What is required >> How many of the lines below hold the word "Banquetes"? Answer only with the number.

##### Dataset rows

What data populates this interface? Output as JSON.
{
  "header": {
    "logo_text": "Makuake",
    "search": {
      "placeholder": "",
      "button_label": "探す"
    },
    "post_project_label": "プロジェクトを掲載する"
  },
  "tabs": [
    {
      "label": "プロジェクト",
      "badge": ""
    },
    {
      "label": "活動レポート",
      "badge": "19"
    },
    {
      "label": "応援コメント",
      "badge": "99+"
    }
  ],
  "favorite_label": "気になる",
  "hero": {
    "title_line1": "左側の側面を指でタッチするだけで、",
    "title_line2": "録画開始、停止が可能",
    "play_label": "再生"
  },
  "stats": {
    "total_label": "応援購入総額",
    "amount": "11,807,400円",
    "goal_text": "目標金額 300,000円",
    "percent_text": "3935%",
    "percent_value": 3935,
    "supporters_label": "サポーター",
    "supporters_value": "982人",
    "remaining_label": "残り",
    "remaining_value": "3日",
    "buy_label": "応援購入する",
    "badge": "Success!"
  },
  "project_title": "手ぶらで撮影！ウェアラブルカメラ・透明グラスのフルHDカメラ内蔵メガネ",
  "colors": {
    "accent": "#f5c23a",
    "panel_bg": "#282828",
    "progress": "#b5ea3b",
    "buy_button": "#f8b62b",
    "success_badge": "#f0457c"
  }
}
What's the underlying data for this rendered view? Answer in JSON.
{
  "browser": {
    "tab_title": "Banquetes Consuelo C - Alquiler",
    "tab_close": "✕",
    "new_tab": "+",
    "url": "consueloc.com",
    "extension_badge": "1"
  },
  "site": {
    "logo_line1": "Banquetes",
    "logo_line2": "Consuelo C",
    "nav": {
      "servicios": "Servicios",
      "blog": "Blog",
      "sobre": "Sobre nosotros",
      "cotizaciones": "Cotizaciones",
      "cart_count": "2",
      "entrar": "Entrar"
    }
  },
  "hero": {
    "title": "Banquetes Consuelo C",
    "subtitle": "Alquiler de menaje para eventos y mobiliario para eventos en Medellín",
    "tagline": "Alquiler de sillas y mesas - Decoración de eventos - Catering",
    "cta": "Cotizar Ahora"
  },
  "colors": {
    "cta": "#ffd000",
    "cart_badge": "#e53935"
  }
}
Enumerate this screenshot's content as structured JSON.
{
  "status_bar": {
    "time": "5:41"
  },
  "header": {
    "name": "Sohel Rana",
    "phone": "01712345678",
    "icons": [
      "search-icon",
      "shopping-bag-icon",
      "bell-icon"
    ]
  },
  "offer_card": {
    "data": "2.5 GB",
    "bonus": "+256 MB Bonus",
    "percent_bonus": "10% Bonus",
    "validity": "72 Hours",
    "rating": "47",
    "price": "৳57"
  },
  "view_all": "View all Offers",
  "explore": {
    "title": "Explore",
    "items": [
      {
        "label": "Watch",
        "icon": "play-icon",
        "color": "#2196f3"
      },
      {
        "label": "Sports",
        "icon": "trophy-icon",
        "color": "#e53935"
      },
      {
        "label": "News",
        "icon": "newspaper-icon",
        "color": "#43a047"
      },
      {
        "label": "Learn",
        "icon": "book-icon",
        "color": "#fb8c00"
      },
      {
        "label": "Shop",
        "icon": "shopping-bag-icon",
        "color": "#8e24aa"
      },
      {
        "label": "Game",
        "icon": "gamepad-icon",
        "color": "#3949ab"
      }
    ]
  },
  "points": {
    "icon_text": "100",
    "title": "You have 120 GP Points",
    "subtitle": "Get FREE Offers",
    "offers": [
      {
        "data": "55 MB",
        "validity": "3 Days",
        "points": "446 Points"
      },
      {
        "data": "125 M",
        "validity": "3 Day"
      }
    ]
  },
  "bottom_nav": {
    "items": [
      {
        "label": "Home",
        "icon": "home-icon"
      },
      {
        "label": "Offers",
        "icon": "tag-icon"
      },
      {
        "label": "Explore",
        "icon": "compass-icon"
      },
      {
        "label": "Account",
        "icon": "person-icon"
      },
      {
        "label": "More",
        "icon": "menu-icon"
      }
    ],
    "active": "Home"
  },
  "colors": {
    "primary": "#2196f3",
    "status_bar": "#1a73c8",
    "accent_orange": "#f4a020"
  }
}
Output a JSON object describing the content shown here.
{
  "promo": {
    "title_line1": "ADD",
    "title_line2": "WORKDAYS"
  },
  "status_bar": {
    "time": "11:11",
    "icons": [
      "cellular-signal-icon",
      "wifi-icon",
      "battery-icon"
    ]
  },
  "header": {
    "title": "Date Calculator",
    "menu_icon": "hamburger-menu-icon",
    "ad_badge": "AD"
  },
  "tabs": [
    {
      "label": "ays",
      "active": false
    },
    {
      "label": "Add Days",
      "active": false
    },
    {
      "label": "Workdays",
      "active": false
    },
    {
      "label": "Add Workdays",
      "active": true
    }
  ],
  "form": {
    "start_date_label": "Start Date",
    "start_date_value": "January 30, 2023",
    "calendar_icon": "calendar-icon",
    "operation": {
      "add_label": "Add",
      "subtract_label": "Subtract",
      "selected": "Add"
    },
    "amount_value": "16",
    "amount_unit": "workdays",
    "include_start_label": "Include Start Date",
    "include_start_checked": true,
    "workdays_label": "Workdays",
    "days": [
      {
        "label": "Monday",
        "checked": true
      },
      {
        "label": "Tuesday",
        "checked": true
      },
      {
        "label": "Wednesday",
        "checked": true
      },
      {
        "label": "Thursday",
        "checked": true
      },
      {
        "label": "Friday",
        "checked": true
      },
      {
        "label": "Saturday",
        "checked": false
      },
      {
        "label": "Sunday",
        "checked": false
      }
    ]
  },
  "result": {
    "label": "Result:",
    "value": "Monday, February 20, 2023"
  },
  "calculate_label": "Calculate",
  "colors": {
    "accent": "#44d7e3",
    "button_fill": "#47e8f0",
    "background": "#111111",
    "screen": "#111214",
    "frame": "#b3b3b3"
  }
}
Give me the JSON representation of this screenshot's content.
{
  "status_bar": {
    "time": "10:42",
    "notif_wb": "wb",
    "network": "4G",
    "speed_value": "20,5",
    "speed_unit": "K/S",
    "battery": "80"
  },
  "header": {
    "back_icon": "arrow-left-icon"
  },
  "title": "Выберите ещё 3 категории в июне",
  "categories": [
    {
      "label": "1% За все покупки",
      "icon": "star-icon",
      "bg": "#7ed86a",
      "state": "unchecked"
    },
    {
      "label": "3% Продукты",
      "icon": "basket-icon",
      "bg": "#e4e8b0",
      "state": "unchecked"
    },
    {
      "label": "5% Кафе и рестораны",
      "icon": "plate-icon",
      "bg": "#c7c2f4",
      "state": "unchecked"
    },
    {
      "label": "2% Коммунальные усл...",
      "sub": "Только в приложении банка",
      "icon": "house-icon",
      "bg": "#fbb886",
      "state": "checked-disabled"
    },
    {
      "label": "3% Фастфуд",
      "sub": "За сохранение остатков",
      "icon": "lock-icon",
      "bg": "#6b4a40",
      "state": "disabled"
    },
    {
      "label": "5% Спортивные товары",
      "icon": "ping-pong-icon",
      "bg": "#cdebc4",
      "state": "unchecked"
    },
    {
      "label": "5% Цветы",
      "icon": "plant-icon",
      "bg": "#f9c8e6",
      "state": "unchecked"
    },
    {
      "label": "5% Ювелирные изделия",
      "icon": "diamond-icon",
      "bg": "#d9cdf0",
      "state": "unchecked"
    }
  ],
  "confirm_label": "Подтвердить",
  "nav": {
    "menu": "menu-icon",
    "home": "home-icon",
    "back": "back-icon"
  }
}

##########

Response to the task >> 3